## start Raw records
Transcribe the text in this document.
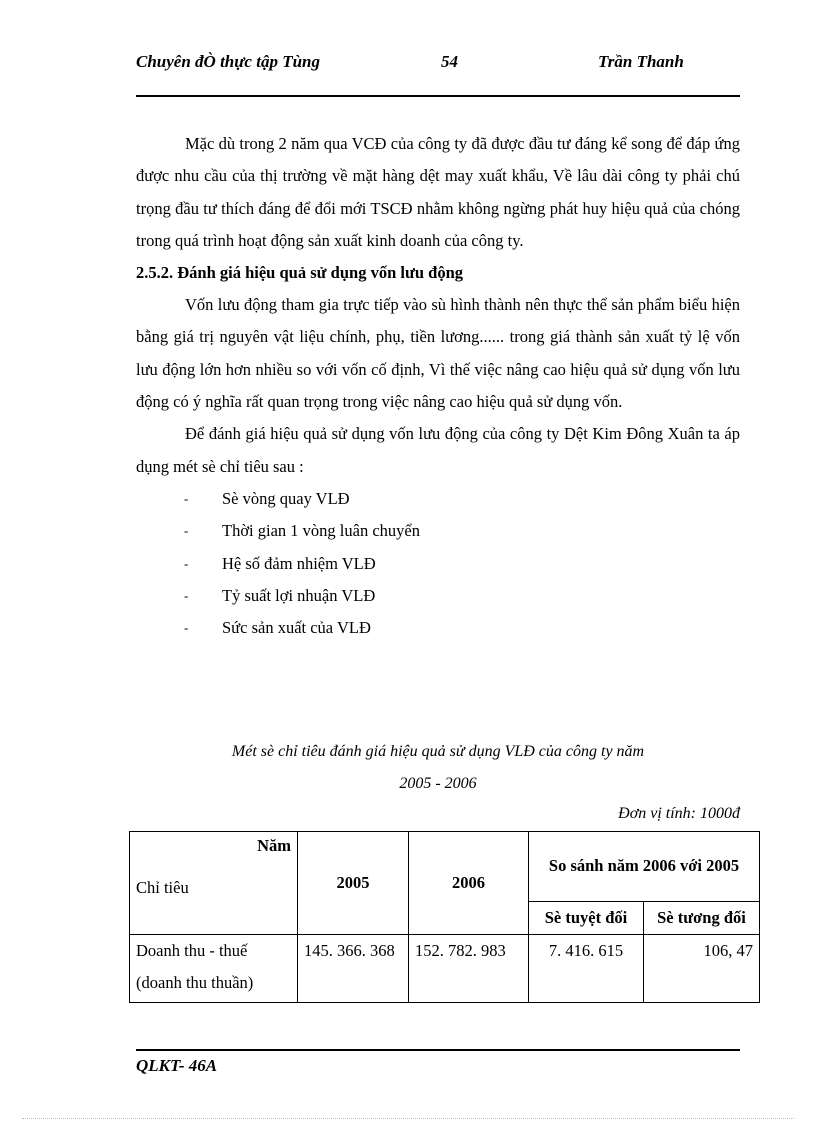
Chuyên đÒ thực tập Tùng	54	Trần Thanh

Mặc dù trong 2 năm qua VCĐ của công ty đã được đầu tư đáng kể song để đáp ứng được nhu cầu của thị trường về mặt hàng dệt may xuất khẩu, Về lâu dài công ty phải chú trọng đầu tư thích đáng để đổi mới TSCĐ nhằm không ngừng phát huy hiệu quả của chóng trong quá trình hoạt động sản xuất kinh doanh của công ty.

2.5.2. Đánh giá hiệu quả sử dụng vốn lưu động

Vốn lưu động tham gia trực tiếp vào sù hình thành nên thực thể sản phẩm biểu hiện bằng giá trị nguyên vật liệu chính, phụ, tiền lương...... trong giá thành sản xuất tỷ lệ vốn lưu động lớn hơn nhiều so với vốn cố định, Vì thế việc nâng cao hiệu quả sử dụng vốn lưu động có ý nghĩa rất quan trọng trong việc nâng cao hiệu quả sử dụng vốn.

Để đánh giá hiệu quả sử dụng vốn lưu động của công ty Dệt Kim Đông Xuân ta áp dụng mét sè chỉ tiêu sau :

- Sè vòng quay VLĐ
- Thời gian 1 vòng luân chuyển
- Hệ số đảm nhiệm VLĐ
- Tỷ suất lợi nhuận VLĐ
- Sức sản xuất của VLĐ
Mét sè chỉ tiêu đánh giá hiệu quả sử dụng VLĐ của công ty năm
2005 - 2006
Đơn vị tính: 1000đ
Năm
Chỉ tiêu	2005	2006	So sánh năm 2006 với 2005	
			Sè tuyệt đối	Sè tương đối
Doanh thu - thuế (doanh thu thuần)	145. 366. 368	152. 782. 983	7. 416. 615	106, 47
QLKT- 46A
## end Raw records
What is needed: Write every record out again exactly; no pictures belong in the copy.

Completed task:
Transcribe the text in this document.
Chuyên đÒ thực tập Tùng	54	Trần Thanh

Mặc dù trong 2 năm qua VCĐ của công ty đã được đầu tư đáng kể song để đáp ứng được nhu cầu của thị trường về mặt hàng dệt may xuất khẩu, Về lâu dài công ty phải chú trọng đầu tư thích đáng để đổi mới TSCĐ nhằm không ngừng phát huy hiệu quả của chóng trong quá trình hoạt động sản xuất kinh doanh của công ty.

2.5.2. Đánh giá hiệu quả sử dụng vốn lưu động

Vốn lưu động tham gia trực tiếp vào sù hình thành nên thực thể sản phẩm biểu hiện bằng giá trị nguyên vật liệu chính, phụ, tiền lương...... trong giá thành sản xuất tỷ lệ vốn lưu động lớn hơn nhiều so với vốn cố định, Vì thế việc nâng cao hiệu quả sử dụng vốn lưu động có ý nghĩa rất quan trọng trong việc nâng cao hiệu quả sử dụng vốn.

Để đánh giá hiệu quả sử dụng vốn lưu động của công ty Dệt Kim Đông Xuân ta áp dụng mét sè chỉ tiêu sau :

- Sè vòng quay VLĐ
- Thời gian 1 vòng luân chuyển
- Hệ số đảm nhiệm VLĐ
- Tỷ suất lợi nhuận VLĐ
- Sức sản xuất của VLĐ
Mét sè chỉ tiêu đánh giá hiệu quả sử dụng VLĐ của công ty năm
2005 - 2006
Đơn vị tính: 1000đ
Năm
Chỉ tiêu	2005	2006	So sánh năm 2006 với 2005	
			Sè tuyệt đối	Sè tương đối
Doanh thu - thuế (doanh thu thuần)	145. 366. 368	152. 782. 983	7. 416. 615	106, 47
QLKT- 46A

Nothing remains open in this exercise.